§ Extracted entries
....

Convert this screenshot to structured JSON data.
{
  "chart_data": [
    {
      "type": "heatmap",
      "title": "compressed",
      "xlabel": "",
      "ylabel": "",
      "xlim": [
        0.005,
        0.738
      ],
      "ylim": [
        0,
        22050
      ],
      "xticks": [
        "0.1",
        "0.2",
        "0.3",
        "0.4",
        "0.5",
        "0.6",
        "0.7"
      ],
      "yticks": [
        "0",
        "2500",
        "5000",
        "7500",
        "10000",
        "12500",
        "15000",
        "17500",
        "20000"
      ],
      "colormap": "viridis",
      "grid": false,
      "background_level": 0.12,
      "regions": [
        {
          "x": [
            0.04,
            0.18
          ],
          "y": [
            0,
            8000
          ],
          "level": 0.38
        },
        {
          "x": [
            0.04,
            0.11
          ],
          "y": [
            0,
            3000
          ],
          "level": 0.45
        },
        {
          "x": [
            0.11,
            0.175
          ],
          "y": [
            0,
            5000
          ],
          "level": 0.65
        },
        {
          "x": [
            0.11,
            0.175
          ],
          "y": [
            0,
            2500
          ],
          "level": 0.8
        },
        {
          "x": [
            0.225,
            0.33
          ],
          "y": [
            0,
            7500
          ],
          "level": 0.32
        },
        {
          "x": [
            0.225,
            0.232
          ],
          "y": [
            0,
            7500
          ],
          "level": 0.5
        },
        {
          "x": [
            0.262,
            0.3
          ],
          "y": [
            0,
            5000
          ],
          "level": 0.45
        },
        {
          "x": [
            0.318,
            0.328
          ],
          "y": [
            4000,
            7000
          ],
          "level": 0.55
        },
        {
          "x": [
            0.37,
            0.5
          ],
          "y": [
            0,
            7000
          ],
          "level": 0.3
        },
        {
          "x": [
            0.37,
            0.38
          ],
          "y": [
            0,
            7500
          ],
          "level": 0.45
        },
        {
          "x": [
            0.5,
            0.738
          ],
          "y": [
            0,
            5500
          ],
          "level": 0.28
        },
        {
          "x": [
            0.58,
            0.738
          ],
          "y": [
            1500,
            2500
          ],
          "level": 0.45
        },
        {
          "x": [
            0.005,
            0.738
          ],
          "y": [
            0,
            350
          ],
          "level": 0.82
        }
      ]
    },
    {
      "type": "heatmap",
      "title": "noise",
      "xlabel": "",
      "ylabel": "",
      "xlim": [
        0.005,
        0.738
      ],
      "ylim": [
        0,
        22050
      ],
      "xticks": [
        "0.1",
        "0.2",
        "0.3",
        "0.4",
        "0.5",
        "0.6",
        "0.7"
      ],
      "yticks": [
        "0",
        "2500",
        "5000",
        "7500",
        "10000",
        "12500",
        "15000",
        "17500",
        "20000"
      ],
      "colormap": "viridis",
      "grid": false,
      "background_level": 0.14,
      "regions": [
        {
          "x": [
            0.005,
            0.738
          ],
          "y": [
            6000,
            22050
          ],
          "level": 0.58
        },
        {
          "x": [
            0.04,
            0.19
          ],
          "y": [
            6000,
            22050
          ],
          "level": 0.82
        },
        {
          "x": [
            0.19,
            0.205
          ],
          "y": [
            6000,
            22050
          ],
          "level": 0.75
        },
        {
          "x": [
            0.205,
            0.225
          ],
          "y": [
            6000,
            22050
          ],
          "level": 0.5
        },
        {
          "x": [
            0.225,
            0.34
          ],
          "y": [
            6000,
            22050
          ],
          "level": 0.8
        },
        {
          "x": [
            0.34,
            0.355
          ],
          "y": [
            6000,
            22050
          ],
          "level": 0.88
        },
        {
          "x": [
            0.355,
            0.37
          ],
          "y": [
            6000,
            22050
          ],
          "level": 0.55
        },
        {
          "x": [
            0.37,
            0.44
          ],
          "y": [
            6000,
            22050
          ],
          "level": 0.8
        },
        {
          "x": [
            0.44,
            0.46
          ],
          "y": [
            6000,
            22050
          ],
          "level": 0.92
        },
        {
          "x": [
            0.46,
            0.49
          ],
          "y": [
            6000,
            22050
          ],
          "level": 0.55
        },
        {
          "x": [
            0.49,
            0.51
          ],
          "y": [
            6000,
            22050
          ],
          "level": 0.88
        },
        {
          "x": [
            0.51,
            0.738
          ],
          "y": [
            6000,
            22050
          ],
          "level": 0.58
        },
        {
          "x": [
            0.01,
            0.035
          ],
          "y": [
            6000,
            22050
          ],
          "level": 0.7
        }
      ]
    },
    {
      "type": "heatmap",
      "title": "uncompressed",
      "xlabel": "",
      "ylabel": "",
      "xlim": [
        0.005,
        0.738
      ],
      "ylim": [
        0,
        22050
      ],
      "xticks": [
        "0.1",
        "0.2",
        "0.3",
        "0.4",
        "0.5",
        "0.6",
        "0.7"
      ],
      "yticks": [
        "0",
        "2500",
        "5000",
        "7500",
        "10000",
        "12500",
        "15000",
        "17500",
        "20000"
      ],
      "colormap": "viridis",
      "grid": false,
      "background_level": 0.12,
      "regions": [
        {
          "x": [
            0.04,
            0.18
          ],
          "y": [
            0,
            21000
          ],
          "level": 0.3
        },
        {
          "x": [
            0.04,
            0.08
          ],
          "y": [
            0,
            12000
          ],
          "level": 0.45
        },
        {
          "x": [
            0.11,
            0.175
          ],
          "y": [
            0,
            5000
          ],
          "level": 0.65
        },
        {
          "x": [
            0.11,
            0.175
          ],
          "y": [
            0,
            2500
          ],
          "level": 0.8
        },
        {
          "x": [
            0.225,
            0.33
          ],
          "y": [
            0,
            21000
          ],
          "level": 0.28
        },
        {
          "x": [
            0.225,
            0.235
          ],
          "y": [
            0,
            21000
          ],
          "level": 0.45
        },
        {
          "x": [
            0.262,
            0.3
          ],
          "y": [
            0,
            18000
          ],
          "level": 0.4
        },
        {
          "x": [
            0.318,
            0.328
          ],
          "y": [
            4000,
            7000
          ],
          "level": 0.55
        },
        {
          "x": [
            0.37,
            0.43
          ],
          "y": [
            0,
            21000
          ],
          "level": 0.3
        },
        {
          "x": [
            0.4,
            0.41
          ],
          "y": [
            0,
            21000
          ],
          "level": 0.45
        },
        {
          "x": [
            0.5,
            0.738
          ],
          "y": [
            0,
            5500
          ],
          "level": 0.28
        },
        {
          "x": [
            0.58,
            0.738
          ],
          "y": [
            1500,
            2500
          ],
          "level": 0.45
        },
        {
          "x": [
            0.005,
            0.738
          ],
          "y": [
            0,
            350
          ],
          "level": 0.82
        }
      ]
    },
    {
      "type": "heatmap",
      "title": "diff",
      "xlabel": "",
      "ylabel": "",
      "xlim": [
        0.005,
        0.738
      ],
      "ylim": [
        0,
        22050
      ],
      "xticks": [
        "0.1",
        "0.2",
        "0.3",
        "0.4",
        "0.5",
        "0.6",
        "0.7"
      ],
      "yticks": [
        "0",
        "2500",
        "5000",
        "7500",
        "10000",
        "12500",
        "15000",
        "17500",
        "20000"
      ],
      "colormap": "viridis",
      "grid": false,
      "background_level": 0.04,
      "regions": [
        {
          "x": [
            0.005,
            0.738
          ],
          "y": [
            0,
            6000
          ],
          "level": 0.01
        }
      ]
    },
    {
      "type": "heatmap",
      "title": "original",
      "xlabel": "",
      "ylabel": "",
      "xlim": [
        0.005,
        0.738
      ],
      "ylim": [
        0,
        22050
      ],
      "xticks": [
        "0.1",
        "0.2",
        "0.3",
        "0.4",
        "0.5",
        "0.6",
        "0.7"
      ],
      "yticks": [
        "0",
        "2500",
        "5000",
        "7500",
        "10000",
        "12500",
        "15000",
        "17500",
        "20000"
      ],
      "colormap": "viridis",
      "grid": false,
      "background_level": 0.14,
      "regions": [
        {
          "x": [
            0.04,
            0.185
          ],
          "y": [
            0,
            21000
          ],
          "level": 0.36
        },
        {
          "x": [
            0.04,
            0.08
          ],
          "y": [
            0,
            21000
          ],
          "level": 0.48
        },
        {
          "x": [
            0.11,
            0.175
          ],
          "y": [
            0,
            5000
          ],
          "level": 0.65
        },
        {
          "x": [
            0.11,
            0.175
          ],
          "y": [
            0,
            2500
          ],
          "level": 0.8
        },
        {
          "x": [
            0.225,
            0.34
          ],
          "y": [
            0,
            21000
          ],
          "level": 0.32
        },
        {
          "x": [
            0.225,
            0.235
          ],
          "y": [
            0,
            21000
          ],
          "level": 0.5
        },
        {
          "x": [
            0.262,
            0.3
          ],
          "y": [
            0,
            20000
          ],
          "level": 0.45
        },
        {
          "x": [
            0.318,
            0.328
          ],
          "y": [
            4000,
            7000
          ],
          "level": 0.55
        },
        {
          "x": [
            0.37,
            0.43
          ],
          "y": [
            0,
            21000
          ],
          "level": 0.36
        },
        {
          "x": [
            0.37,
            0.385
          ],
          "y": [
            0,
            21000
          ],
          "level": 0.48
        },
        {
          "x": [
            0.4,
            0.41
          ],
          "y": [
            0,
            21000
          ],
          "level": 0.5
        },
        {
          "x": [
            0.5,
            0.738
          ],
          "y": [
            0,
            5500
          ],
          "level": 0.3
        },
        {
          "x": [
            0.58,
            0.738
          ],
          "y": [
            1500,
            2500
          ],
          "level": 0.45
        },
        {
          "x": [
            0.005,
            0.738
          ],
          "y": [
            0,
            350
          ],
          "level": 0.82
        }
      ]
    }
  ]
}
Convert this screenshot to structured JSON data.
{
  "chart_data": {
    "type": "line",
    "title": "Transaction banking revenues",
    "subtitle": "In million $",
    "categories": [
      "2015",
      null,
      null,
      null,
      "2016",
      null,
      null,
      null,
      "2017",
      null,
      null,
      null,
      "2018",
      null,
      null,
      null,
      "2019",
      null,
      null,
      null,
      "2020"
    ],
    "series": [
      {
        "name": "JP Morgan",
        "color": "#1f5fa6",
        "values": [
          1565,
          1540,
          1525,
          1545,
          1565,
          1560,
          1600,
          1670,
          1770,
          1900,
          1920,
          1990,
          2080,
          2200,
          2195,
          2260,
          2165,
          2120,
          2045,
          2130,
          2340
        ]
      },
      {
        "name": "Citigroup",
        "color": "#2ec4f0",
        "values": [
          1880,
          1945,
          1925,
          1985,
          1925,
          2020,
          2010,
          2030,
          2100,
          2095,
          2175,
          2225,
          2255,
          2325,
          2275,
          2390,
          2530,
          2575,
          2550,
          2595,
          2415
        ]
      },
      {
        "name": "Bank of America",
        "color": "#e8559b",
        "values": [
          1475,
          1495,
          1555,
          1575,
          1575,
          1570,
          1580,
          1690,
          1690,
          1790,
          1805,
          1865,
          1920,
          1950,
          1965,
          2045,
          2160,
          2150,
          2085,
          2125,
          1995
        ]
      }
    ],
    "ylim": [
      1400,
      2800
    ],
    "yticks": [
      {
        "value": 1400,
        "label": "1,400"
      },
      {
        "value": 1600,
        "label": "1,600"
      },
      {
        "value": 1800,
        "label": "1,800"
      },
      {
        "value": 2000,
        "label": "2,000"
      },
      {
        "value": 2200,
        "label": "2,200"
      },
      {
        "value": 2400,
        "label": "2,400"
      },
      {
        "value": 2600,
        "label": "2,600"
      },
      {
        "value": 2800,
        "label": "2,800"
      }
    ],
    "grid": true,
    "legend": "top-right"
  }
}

....

§ Required task
Show each line in the entries that holds the string "name".

§ Result below
        "name": "JP Morgan",
        "name": "Citigroup",
        "name": "Bank of America",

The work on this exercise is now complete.